§ THE RECORDS:

•••••

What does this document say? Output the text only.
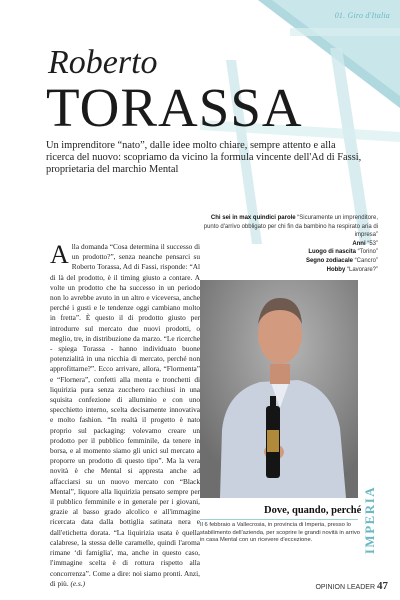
01. Giro d'Italia
Roberto
TORASSA
Un imprenditore “nato”, dalle idee molto chiare, sempre attento e alla ricerca del nuovo: scopriamo da vicino la formula vincente dell'Ad di Fassi, proprietaria del marchio Mental
Chi sei in max quindici parole “Sicuramente un imprenditore, punto d'arrivo obbligato per chi fin da bambino ha respirato aria di impresa”
Anni “53”
Luogo di nascita “Torino”
Segno zodiacale “Cancro”
Hobby “Lavorare?”
Alla domanda “Cosa determina il successo di un prodotto?”, senza neanche pensarci su Roberto Torassa, Ad di Fassi, risponde: “Al di là del prodotto, è il timing giusto a contare. A volte un prodotto che ha successo in un periodo non lo avrebbe avuto in un altro e viceversa, anche perché i gusti e le tendenze oggi cambiano molto in fretta”. È questo il di prodotto giusto per introdurre sul mercato due nuovi prodotti, o meglio, tre, in distribuzione da marzo. “Le ricerche - spiega Torassa - hanno individuato buone potenzialità in una nicchia di mercato, perché non approfittarne?”. Ecco arrivare, allora, “Flormenta” e “Flornera”, confetti alla menta e tronchetti di liquirizia pura senza zucchero racchiusi in una squisita confezione di alluminio e con uno specchietto interno, scelta decisamente innovativa e molto fashion. “In realtà il progetto è nato proprio sul packaging: volevamo creare un prodotto per il pubblico femminile, da tenere in borsa, e al momento siamo gli unici sul mercato a proporre un prodotto di questo tipo”. Ma la vera novità è che Mental si appresta anche ad affacciarsi su un nuovo mercato con “Black Mental”, liquore alla liquirizia pensato sempre per il pubblico femminile e in generale per i giovani, grazie al basso grado alcolico e all'immagine ricercata data dalla bottiglia satinata nera e dall'etichetta dorata. “La liquirizia usata è quella calabrese, la stessa delle caramelle, quindi l'aroma rimane ‘di famiglia', ma, anche in questo caso, l'immagine scelta è di rottura rispetto alla concorrenza”. Come a dire: noi siamo pronti. Anzi, di più. (e.s.)
IMPERIA
Dove, quando, perché
Il 6 febbraio a Vallecrosia, in provincia di Imperia, presso lo stabilimento dell'azienda, per scoprire le grandi novità in arrivo in casa Mental con un ricevere d'eccezione.
OPINION LEADER 47
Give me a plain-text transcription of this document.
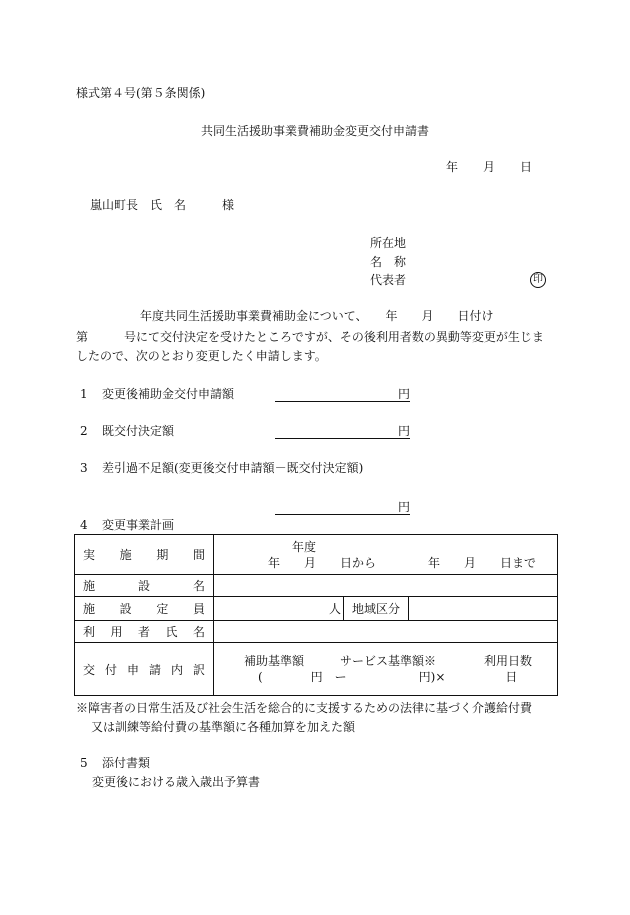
様式第４号(第５条関係)
共同生活援助事業費補助金変更交付申請書
年 月 日
嵐山町長　氏　名　　　様
所在地
名　称
代表者	印
年度共同生活援助事業費補助金について、　　年　　月　　日付け
第　　　号にて交付決定を受けたところですが、その後利用者数の異動等変更が生じま
したので、次のとおり変更したく申請します。
1 変更後補助金交付申請額	円
2 既交付決定額	円
3 差引過不足額(変更後交付申請額－既交付決定額)
円
4 変更事業計画
実施期間	年度
年　　月　　日から 年　　月　　日まで		

施設名			
施設定員	人	地域区分	
利用者氏名			
交付申請内訳	補助基準額　　　サービス基準額※　　　　利用日数
(　　　　円　ー　　　　　　円)×　　　　　日		
※障害者の日常生活及び社会生活を総合的に支援するための法律に基づく介護給付費
又は訓練等給付費の基準額に各種加算を加えた額
5 添付書類
変更後における歳入歳出予算書
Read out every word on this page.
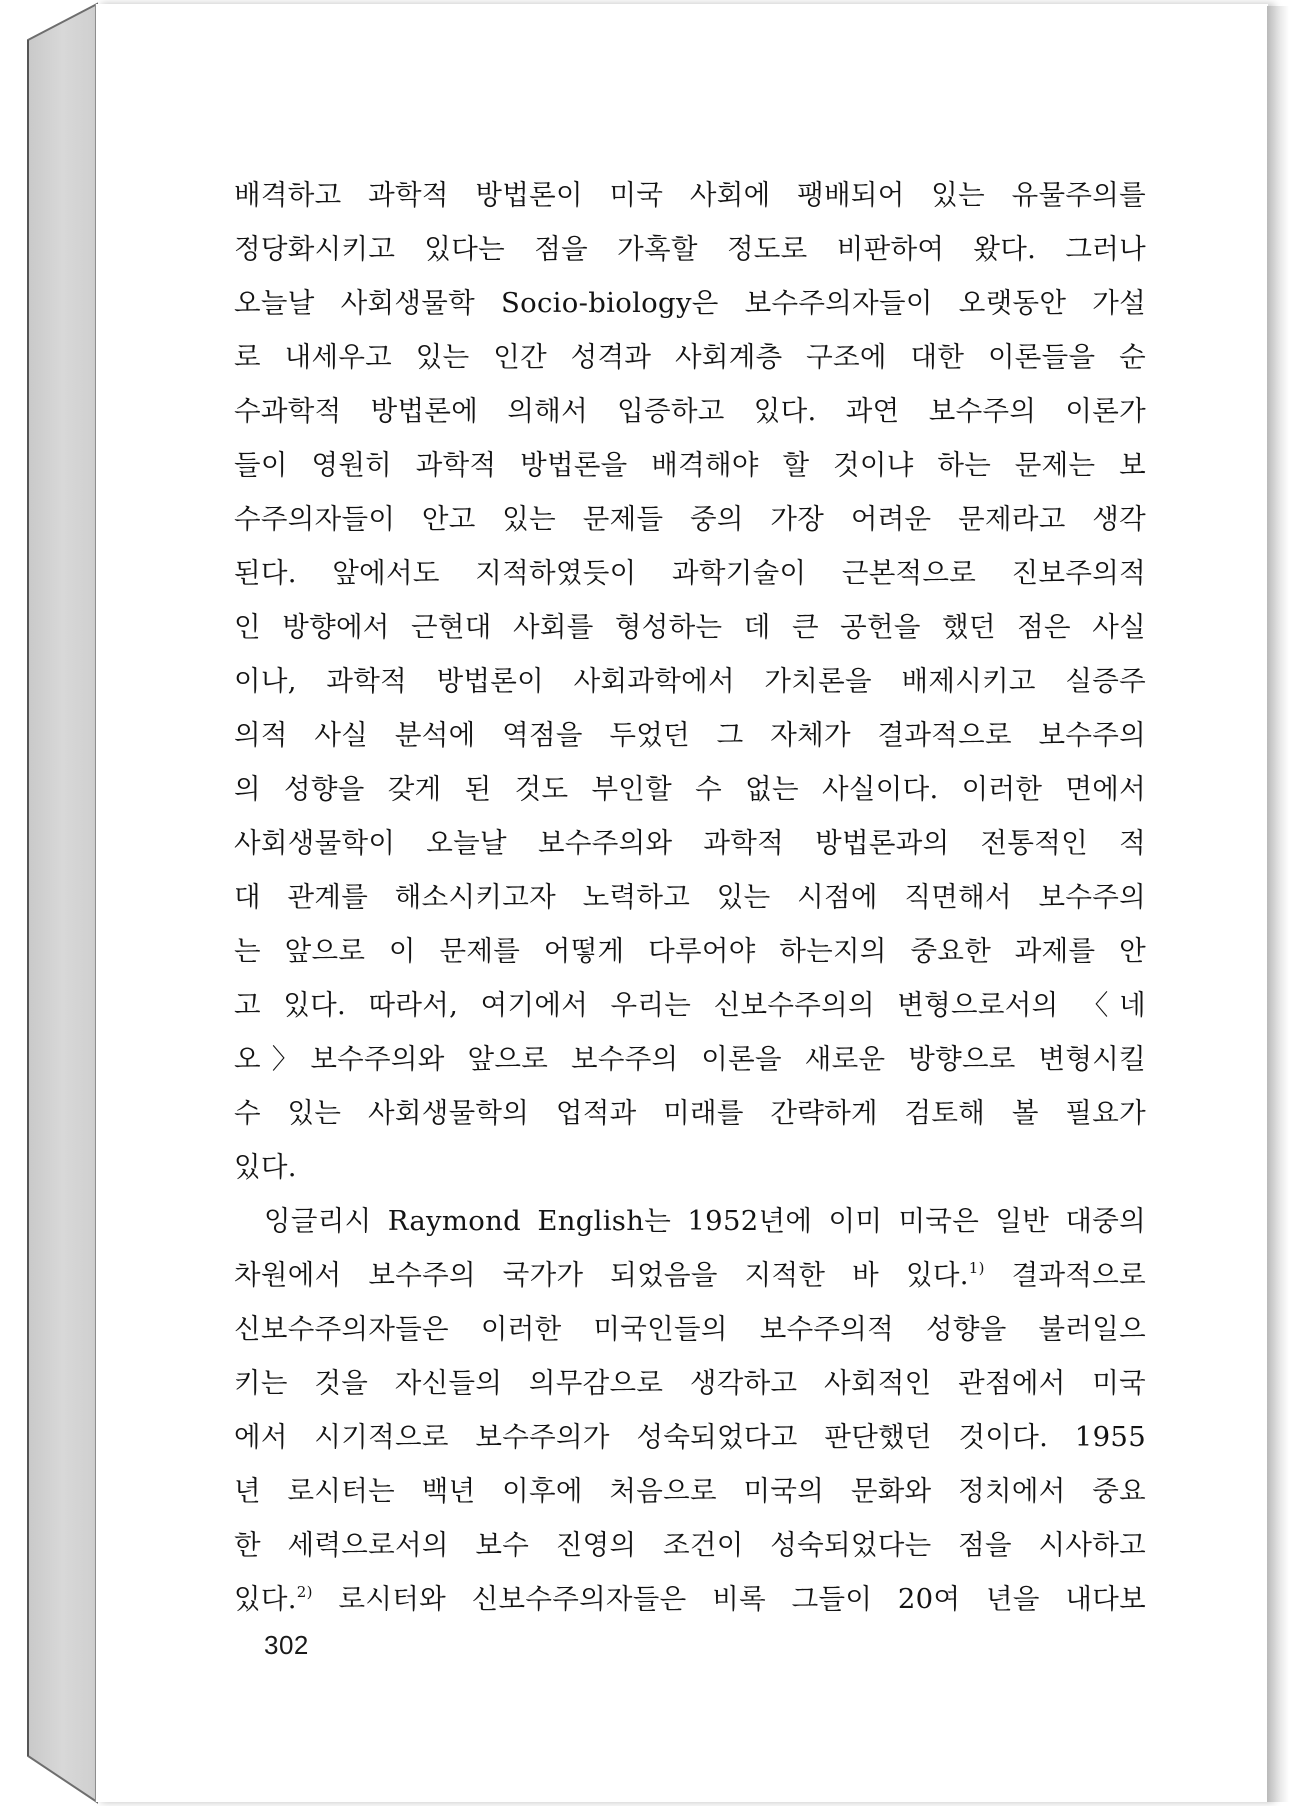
배격하고 과학적 방법론이 미국 사회에 팽배되어 있는 유물주의를
정당화시키고 있다는 점을 가혹할 정도로 비판하여 왔다. 그러나
오늘날 사회생물학 Socio-biology은 보수주의자들이 오랫동안 가설
로 내세우고 있는 인간 성격과 사회계층 구조에 대한 이론들을 순
수과학적 방법론에 의해서 입증하고 있다. 과연 보수주의 이론가
들이 영원히 과학적 방법론을 배격해야 할 것이냐 하는 문제는 보
수주의자들이 안고 있는 문제들 중의 가장 어려운 문제라고 생각
된다. 앞에서도 지적하였듯이 과학기술이 근본적으로 진보주의적
인 방향에서 근현대 사회를 형성하는 데 큰 공헌을 했던 점은 사실
이나, 과학적 방법론이 사회과학에서 가치론을 배제시키고 실증주
의적 사실 분석에 역점을 두었던 그 자체가 결과적으로 보수주의
의 성향을 갖게 된 것도 부인할 수 없는 사실이다. 이러한 면에서
사회생물학이 오늘날 보수주의와 과학적 방법론과의 전통적인 적
대 관계를 해소시키고자 노력하고 있는 시점에 직면해서 보수주의
는 앞으로 이 문제를 어떻게 다루어야 하는지의 중요한 과제를 안
고 있다. 따라서, 여기에서 우리는 신보수주의의 변형으로서의 〈네
오〉보수주의와 앞으로 보수주의 이론을 새로운 방향으로 변형시킬
수 있는 사회생물학의 업적과 미래를 간략하게 검토해 볼 필요가
있다.
잉글리시 Raymond English는 1952년에 이미 미국은 일반 대중의
차원에서 보수주의 국가가 되었음을 지적한 바 있다.$^{1)}$ 결과적으로
신보수주의자들은 이러한 미국인들의 보수주의적 성향을 불러일으
키는 것을 자신들의 의무감으로 생각하고 사회적인 관점에서 미국
에서 시기적으로 보수주의가 성숙되었다고 판단했던 것이다. 1955
년 로시터는 백년 이후에 처음으로 미국의 문화와 정치에서 중요
한 세력으로서의 보수 진영의 조건이 성숙되었다는 점을 시사하고
있다.$^{2)}$ 로시터와 신보수주의자들은 비록 그들이 20여 년을 내다보
302
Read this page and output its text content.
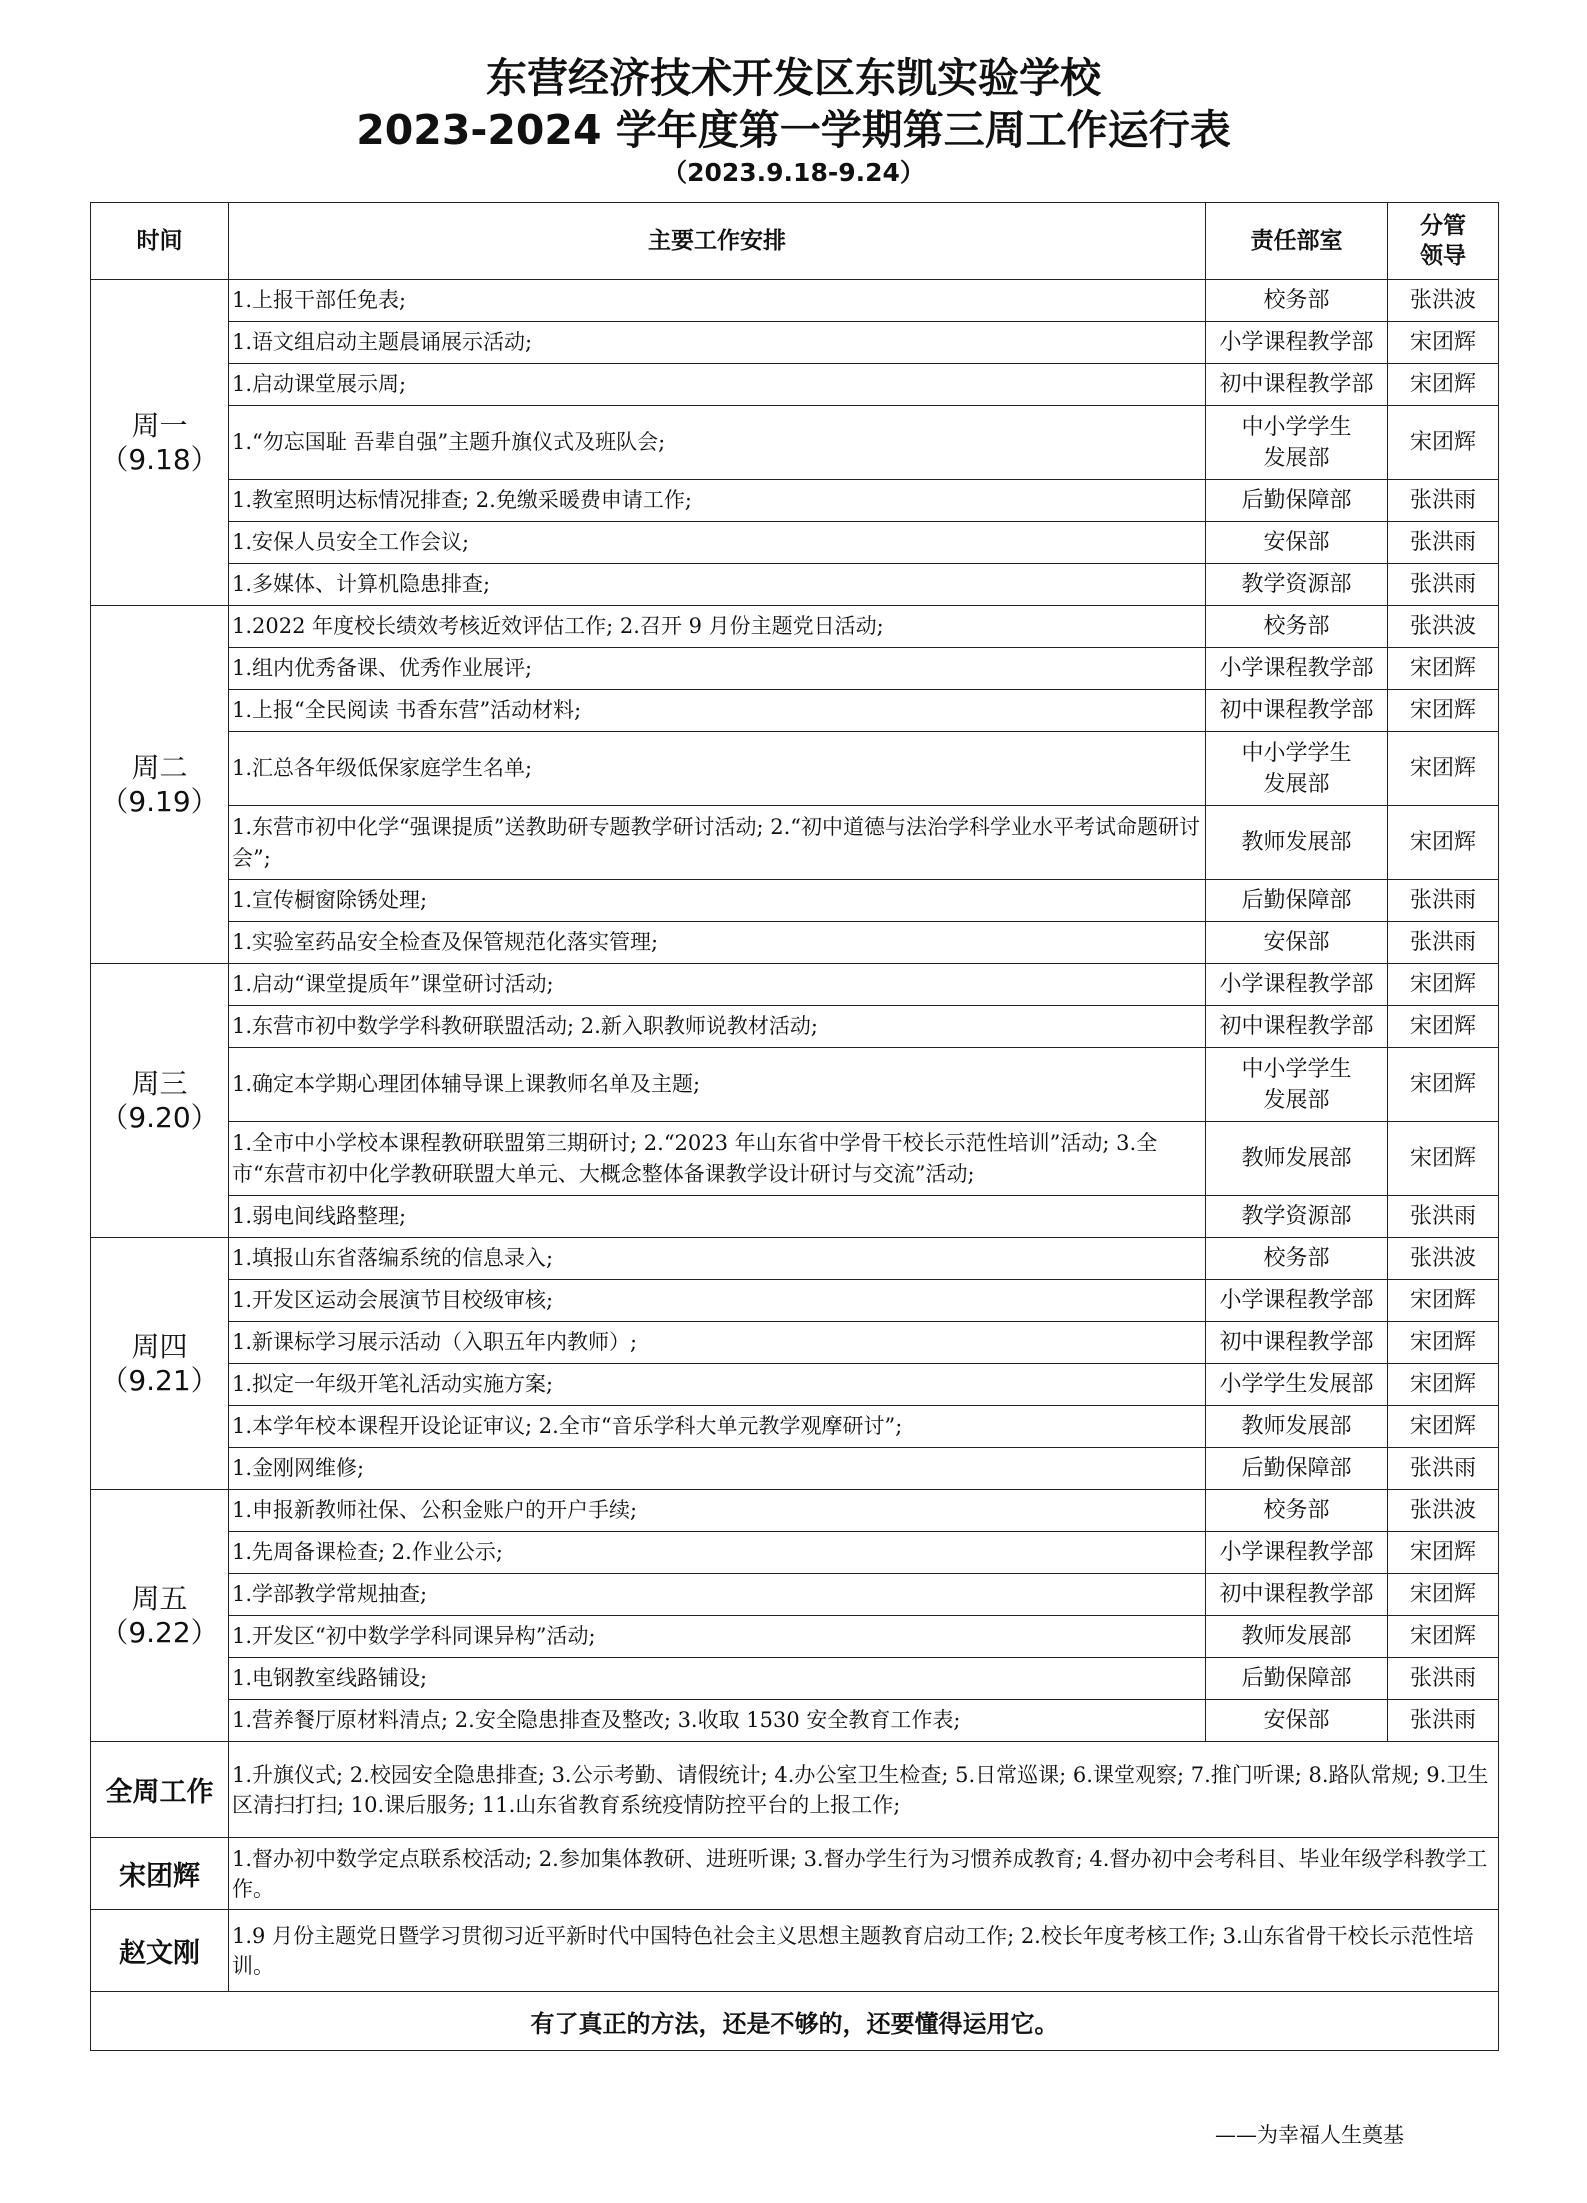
东营经济技术开发区东凯实验学校
2023-2024 学年度第一学期第三周工作运行表
（2023.9.18-9.24）
时间	主要工作安排	责任部室	分管领导

周一
（9.18）	1.上报干部任免表;	校务部	张洪波
	1.语文组启动主题晨诵展示活动;	小学课程教学部	宋团辉
	1.启动课堂展示周;	初中课程教学部	宋团辉
	1.“勿忘国耻 吾辈自强”主题升旗仪式及班队会;	中小学学生发展部	宋团辉
	1.教室照明达标情况排查; 2.免缴采暖费申请工作;	后勤保障部	张洪雨
	1.安保人员安全工作会议;	安保部	张洪雨
	1.多媒体、计算机隐患排查;	教学资源部	张洪雨

周二
（9.19）	1.2022 年度校长绩效考核近效评估工作; 2.召开 9 月份主题党日活动;	校务部	张洪波
	1.组内优秀备课、优秀作业展评;	小学课程教学部	宋团辉
	1.上报“全民阅读 书香东营”活动材料;	初中课程教学部	宋团辉
	1.汇总各年级低保家庭学生名单;	中小学学生发展部	宋团辉
	1.东营市初中化学“强课提质”送教助研专题教学研讨活动; 2.“初中道德与法治学科学业水平考试命题研讨会”;	教师发展部	宋团辉
	1.宣传橱窗除锈处理;	后勤保障部	张洪雨
	1.实验室药品安全检查及保管规范化落实管理;	安保部	张洪雨

周三
（9.20）	1.启动“课堂提质年”课堂研讨活动;	小学课程教学部	宋团辉
	1.东营市初中数学学科教研联盟活动; 2.新入职教师说教材活动;	初中课程教学部	宋团辉
	1.确定本学期心理团体辅导课上课教师名单及主题;	中小学学生发展部	宋团辉
	1.全市中小学校本课程教研联盟第三期研讨; 2.“2023 年山东省中学骨干校长示范性培训”活动; 3.全市“东营市初中化学教研联盟大单元、大概念整体备课教学设计研讨与交流”活动;	教师发展部	宋团辉
	1.弱电间线路整理;	教学资源部	张洪雨

周四
（9.21）	1.填报山东省落编系统的信息录入;	校务部	张洪波
	1.开发区运动会展演节目校级审核;	小学课程教学部	宋团辉
	1.新课标学习展示活动（入职五年内教师）;	初中课程教学部	宋团辉
	1.拟定一年级开笔礼活动实施方案;	小学学生发展部	宋团辉
	1.本学年校本课程开设论证审议; 2.全市“音乐学科大单元教学观摩研讨”;	教师发展部	宋团辉
	1.金刚网维修;	后勤保障部	张洪雨

周五
（9.22）	1.申报新教师社保、公积金账户的开户手续;	校务部	张洪波
	1.先周备课检查; 2.作业公示;	小学课程教学部	宋团辉
	1.学部教学常规抽查;	初中课程教学部	宋团辉
	1.开发区“初中数学学科同课异构”活动;	教师发展部	宋团辉
	1.电钢教室线路铺设;	后勤保障部	张洪雨
	1.营养餐厅原材料清点; 2.安全隐患排查及整改; 3.收取 1530 安全教育工作表;	安保部	张洪雨
全周工作	1.升旗仪式; 2.校园安全隐患排查; 3.公示考勤、请假统计; 4.办公室卫生检查; 5.日常巡课; 6.课堂观察; 7.推门听课; 8.路队常规; 9.卫生区清扫打扫; 10.课后服务; 11.山东省教育系统疫情防控平台的上报工作;		
宋团辉	1.督办初中数学定点联系校活动; 2.参加集体教研、进班听课; 3.督办学生行为习惯养成教育; 4.督办初中会考科目、毕业年级学科教学工作。		
赵文刚	1.9 月份主题党日暨学习贯彻习近平新时代中国特色社会主义思想主题教育启动工作; 2.校长年度考核工作; 3.山东省骨干校长示范性培训。		
有了真正的方法，还是不够的，还要懂得运用它。			
——为幸福人生奠基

•••••

§ TASK STATEMENT:
From the entries above, list each line with "后勤保障部" in it.

§ TASK ANSWER:
	1.教室照明达标情况排查; 2.免缴采暖费申请工作;	后勤保障部	张洪雨
	1.宣传橱窗除锈处理;	后勤保障部	张洪雨
	1.金刚网维修;	后勤保障部	张洪雨
	1.电钢教室线路铺设;	后勤保障部	张洪雨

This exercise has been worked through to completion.